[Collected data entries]
★ ★ ★ ★ ★
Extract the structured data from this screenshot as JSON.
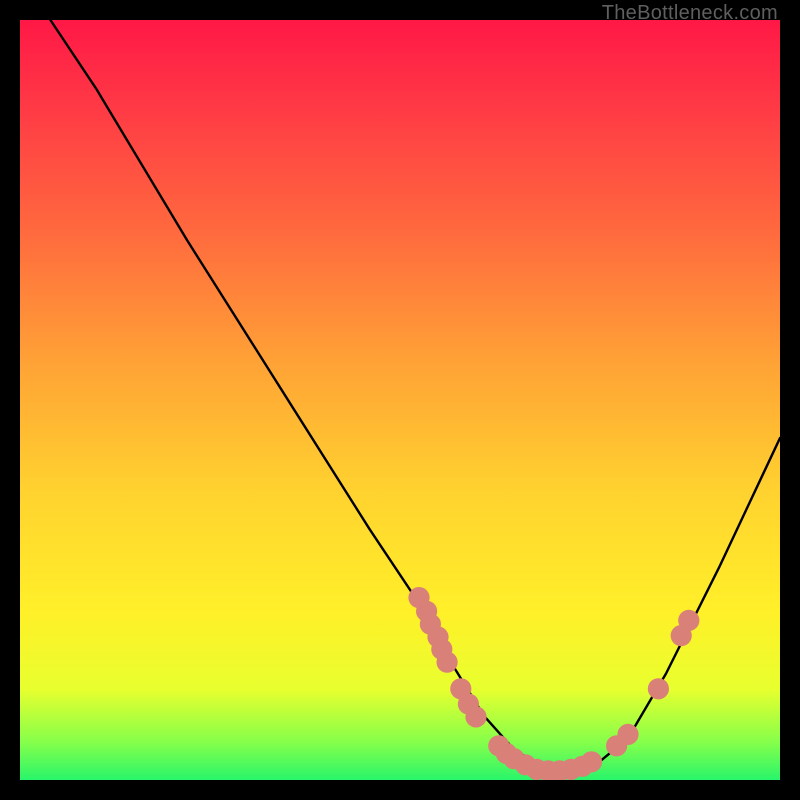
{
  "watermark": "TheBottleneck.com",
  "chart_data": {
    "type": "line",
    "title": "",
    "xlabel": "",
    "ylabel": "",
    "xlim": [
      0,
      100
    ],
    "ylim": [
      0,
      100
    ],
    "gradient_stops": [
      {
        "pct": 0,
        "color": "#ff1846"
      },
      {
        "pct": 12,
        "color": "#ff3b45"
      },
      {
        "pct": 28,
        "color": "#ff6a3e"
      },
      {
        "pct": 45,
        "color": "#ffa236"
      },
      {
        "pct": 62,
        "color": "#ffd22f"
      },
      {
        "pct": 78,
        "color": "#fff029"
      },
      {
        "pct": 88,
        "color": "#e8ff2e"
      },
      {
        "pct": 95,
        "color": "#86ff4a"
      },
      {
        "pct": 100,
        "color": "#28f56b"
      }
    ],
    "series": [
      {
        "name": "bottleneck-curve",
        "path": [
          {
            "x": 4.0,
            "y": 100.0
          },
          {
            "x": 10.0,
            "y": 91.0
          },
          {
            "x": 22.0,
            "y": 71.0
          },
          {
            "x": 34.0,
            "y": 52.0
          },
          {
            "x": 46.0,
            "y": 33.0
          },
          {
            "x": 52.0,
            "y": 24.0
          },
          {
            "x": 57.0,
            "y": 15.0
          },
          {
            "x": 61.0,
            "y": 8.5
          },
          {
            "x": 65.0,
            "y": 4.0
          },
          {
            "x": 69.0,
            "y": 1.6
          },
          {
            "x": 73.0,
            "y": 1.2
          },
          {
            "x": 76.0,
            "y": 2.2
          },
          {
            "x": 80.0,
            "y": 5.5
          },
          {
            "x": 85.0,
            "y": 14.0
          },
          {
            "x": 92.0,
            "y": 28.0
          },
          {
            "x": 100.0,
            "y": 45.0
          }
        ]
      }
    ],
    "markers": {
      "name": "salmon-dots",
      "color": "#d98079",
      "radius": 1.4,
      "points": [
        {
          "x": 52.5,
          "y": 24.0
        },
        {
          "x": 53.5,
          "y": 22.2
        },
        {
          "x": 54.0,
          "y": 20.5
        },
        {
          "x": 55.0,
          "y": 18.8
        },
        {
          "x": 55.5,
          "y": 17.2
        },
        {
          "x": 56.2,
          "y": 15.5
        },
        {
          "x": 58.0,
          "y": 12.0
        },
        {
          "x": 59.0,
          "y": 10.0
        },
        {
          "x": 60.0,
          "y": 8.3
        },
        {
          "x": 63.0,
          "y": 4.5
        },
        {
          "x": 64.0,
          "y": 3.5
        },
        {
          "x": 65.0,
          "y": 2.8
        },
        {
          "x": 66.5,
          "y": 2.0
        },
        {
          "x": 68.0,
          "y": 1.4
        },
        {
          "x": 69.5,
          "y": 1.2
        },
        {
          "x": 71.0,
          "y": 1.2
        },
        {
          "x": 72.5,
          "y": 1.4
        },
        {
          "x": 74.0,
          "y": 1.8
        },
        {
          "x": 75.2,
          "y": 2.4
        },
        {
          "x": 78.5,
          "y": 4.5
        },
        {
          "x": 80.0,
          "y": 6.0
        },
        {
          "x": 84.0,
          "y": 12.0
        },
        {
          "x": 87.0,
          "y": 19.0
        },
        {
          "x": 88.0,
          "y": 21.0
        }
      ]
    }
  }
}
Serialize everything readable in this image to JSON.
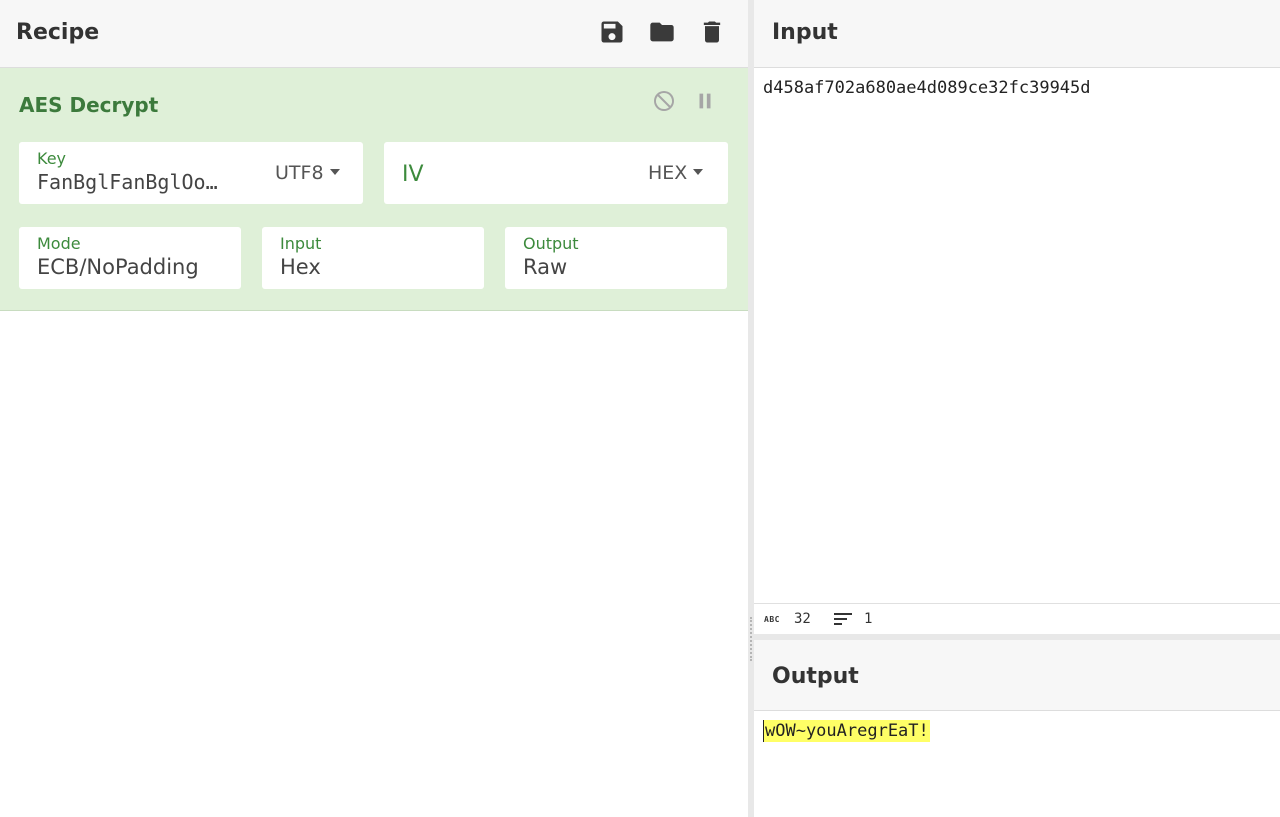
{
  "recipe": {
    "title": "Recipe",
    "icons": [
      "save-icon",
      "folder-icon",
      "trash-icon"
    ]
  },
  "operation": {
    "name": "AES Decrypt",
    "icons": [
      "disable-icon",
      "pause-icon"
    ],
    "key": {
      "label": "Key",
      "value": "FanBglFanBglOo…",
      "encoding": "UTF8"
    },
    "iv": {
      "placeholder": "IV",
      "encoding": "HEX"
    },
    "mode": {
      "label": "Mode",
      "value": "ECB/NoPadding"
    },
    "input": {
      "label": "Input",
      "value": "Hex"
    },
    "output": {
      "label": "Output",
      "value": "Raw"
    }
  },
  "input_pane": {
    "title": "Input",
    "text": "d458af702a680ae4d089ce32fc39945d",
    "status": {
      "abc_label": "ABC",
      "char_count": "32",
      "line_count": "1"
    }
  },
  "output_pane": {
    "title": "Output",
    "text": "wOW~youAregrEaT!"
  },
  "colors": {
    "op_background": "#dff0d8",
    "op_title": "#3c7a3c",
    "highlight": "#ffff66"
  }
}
★ ★ ★ ★ ★
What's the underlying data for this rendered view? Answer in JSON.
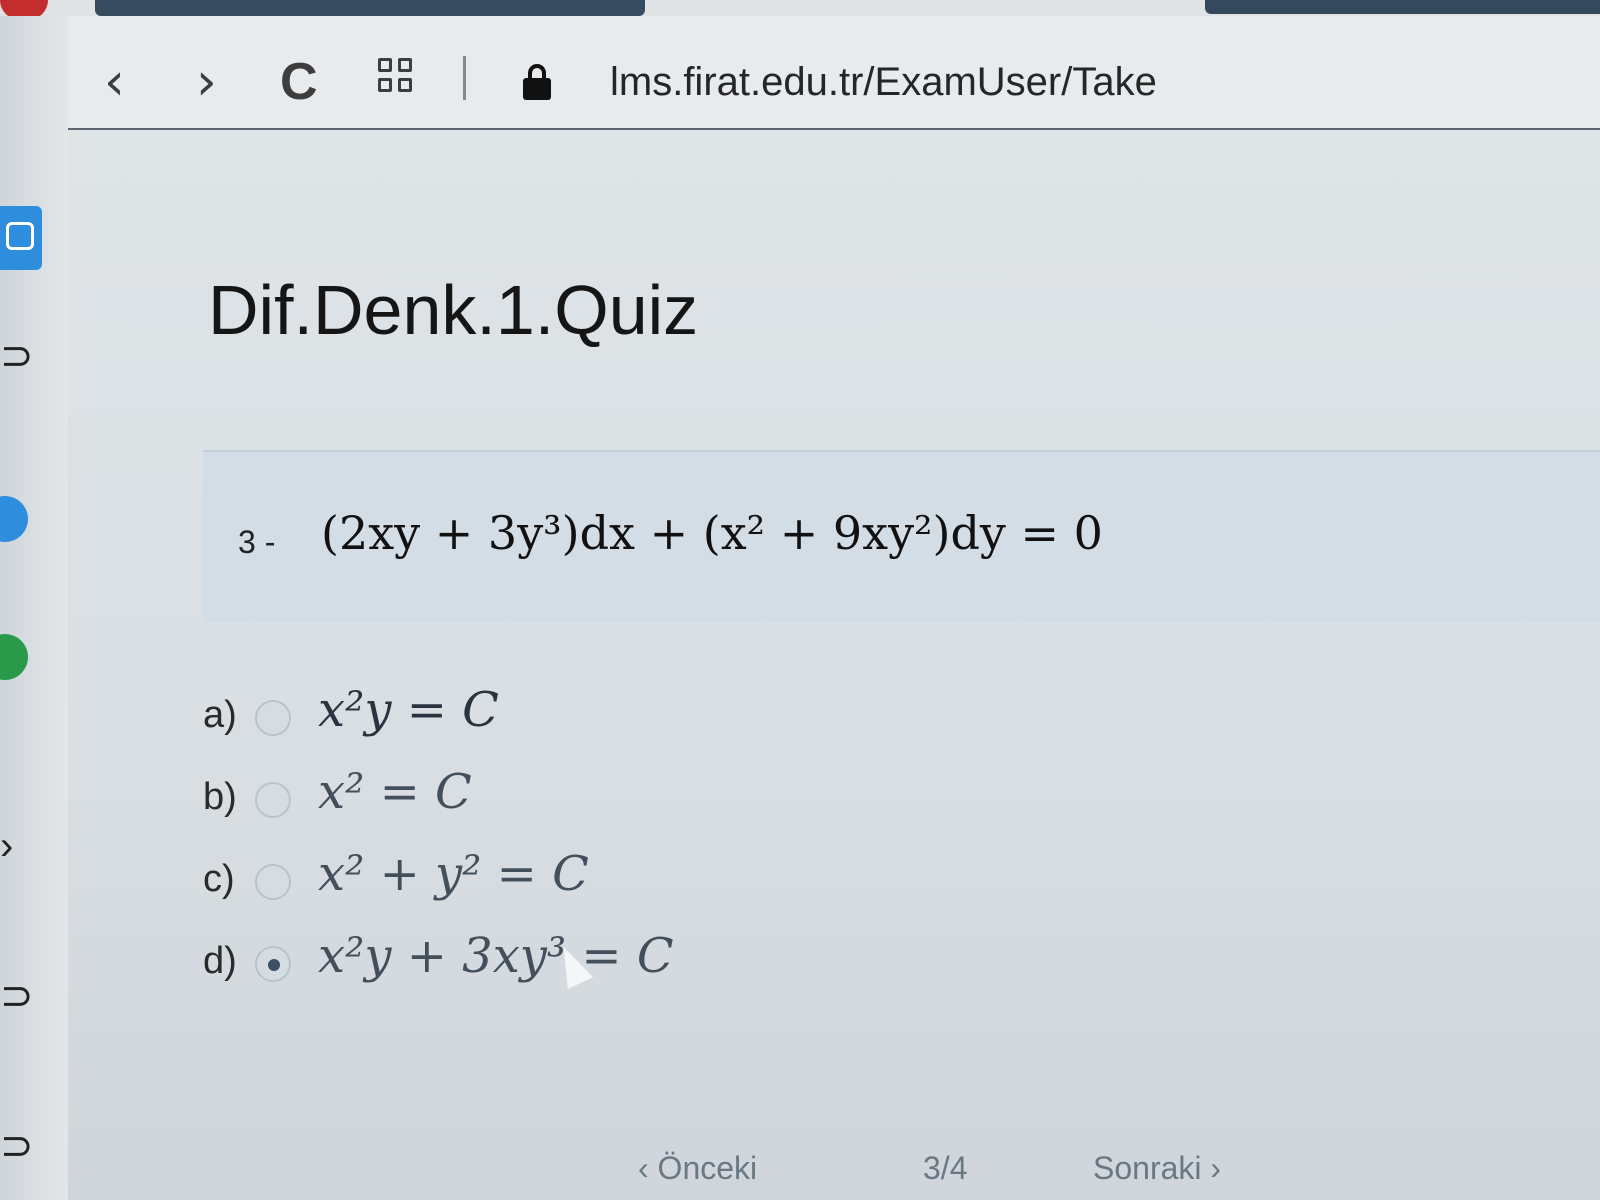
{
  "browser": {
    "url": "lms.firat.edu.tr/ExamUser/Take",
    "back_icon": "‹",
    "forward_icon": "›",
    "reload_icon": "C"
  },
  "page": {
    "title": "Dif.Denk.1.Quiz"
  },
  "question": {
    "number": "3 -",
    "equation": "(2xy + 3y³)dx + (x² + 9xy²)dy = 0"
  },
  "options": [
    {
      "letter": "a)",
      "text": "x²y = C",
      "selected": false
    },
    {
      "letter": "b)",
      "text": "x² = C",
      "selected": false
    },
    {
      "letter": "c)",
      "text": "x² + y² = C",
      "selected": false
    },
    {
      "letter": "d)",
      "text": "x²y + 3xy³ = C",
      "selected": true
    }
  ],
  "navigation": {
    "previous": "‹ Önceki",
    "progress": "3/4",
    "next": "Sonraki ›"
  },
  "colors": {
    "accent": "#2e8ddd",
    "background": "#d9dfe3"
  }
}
★ ★ ★ ★ ★
Description of the task -
Above are some records. Report the number of their lines that include "value", and add nothing else.

Correct response -
4